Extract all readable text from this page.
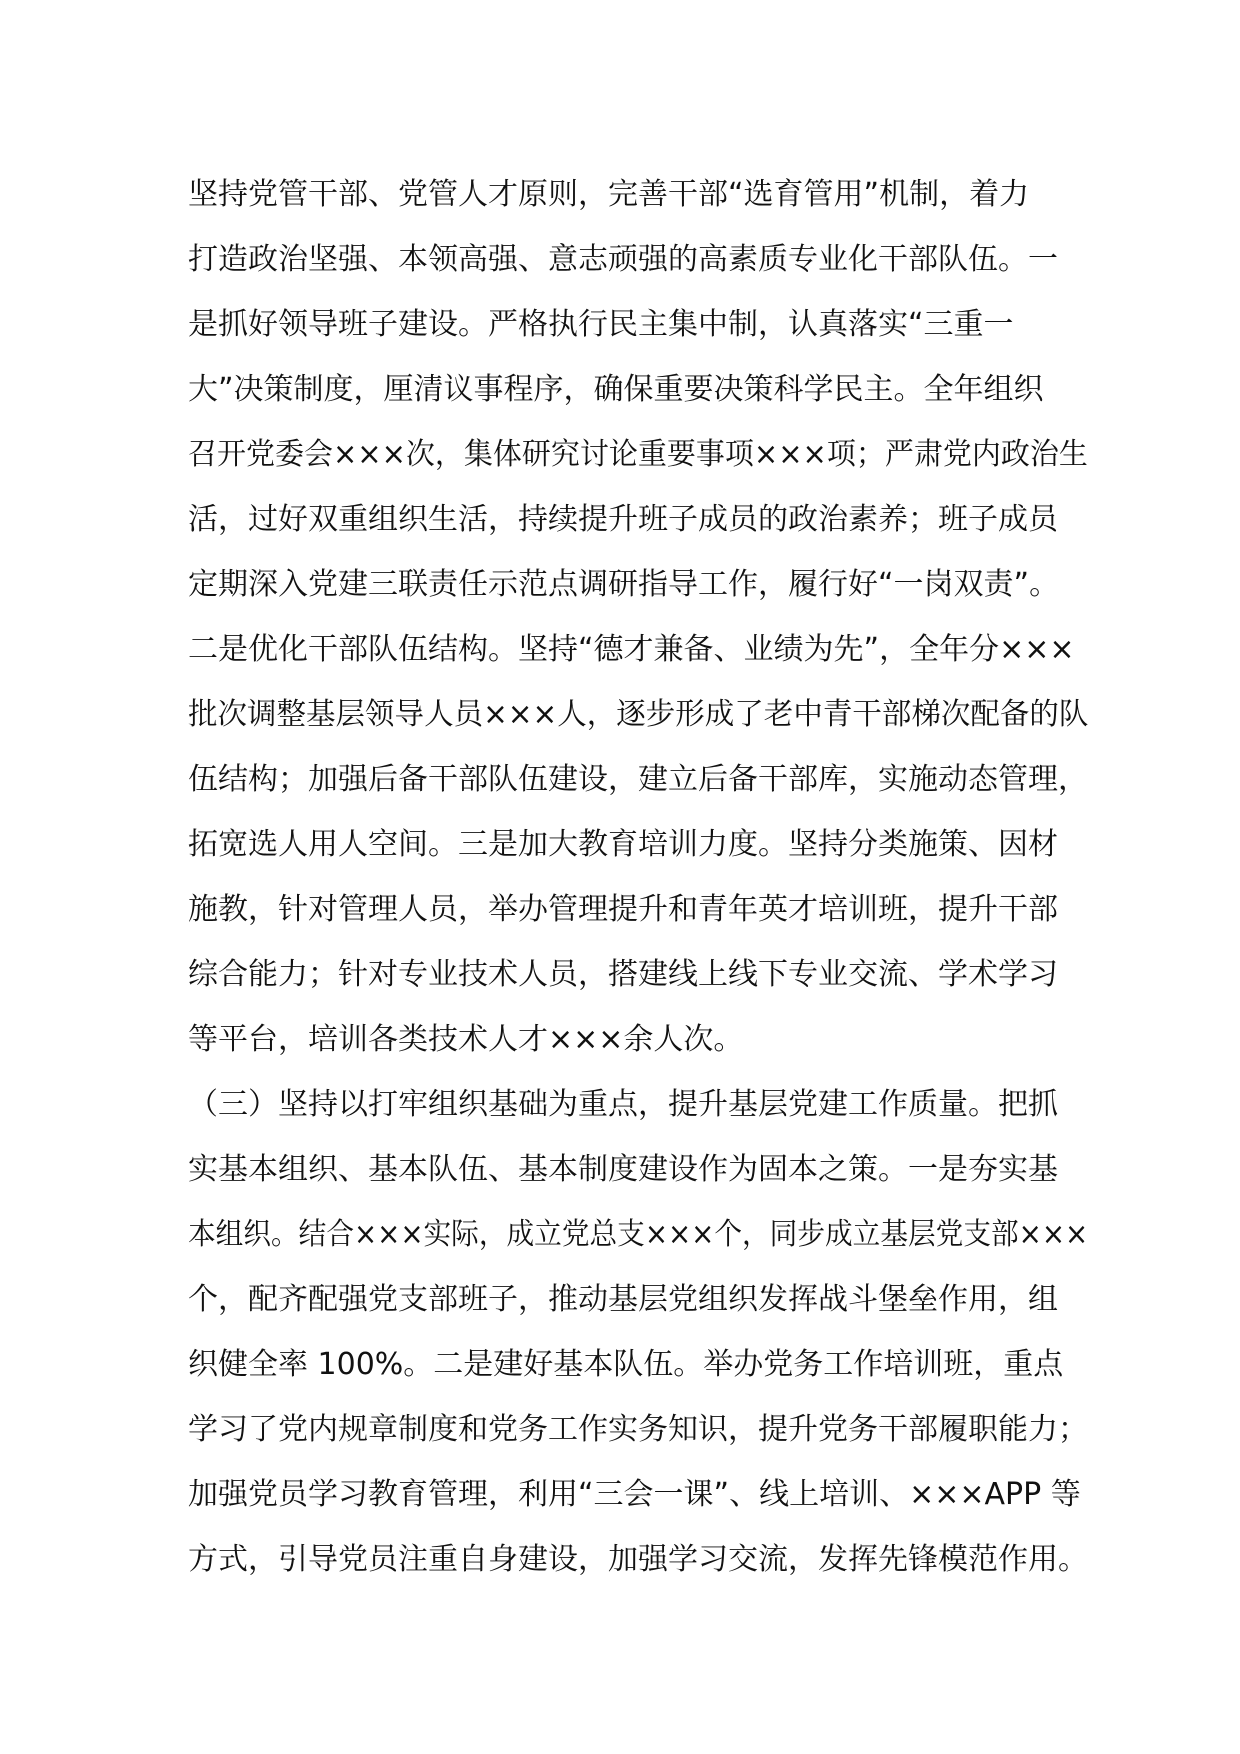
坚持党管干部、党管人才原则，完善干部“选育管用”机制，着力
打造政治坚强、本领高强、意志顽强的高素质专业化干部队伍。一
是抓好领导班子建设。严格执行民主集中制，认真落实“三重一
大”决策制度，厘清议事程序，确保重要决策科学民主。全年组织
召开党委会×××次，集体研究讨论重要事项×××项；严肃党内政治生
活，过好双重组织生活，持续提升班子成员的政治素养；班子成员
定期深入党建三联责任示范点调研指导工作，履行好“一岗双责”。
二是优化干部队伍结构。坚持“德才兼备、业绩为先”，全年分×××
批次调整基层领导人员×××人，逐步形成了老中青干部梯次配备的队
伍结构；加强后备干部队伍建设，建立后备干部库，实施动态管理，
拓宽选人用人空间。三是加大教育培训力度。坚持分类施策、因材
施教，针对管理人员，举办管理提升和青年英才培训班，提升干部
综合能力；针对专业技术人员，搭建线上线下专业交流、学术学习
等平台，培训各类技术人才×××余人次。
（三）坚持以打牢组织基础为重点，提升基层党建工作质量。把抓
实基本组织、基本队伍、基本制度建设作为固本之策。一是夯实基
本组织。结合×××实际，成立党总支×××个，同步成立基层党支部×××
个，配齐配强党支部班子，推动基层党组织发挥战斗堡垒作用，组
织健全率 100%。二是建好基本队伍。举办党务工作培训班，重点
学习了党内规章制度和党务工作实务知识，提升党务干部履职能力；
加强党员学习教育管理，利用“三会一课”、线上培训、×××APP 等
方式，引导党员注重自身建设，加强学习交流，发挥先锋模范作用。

☆ ☆ ☆

Aim: Transcribe all the records above word for word, without their images.

Exercise result:
Extract all readable text from this page.
坚持党管干部、党管人才原则，完善干部“选育管用”机制，着力
打造政治坚强、本领高强、意志顽强的高素质专业化干部队伍。一
是抓好领导班子建设。严格执行民主集中制，认真落实“三重一
大”决策制度，厘清议事程序，确保重要决策科学民主。全年组织
召开党委会×××次，集体研究讨论重要事项×××项；严肃党内政治生
活，过好双重组织生活，持续提升班子成员的政治素养；班子成员
定期深入党建三联责任示范点调研指导工作，履行好“一岗双责”。
二是优化干部队伍结构。坚持“德才兼备、业绩为先”，全年分×××
批次调整基层领导人员×××人，逐步形成了老中青干部梯次配备的队
伍结构；加强后备干部队伍建设，建立后备干部库，实施动态管理，
拓宽选人用人空间。三是加大教育培训力度。坚持分类施策、因材
施教，针对管理人员，举办管理提升和青年英才培训班，提升干部
综合能力；针对专业技术人员，搭建线上线下专业交流、学术学习
等平台，培训各类技术人才×××余人次。
（三）坚持以打牢组织基础为重点，提升基层党建工作质量。把抓
实基本组织、基本队伍、基本制度建设作为固本之策。一是夯实基
本组织。结合×××实际，成立党总支×××个，同步成立基层党支部×××
个，配齐配强党支部班子，推动基层党组织发挥战斗堡垒作用，组
织健全率 100%。二是建好基本队伍。举办党务工作培训班，重点
学习了党内规章制度和党务工作实务知识，提升党务干部履职能力；
加强党员学习教育管理，利用“三会一课”、线上培训、×××APP 等
方式，引导党员注重自身建设，加强学习交流，发挥先锋模范作用。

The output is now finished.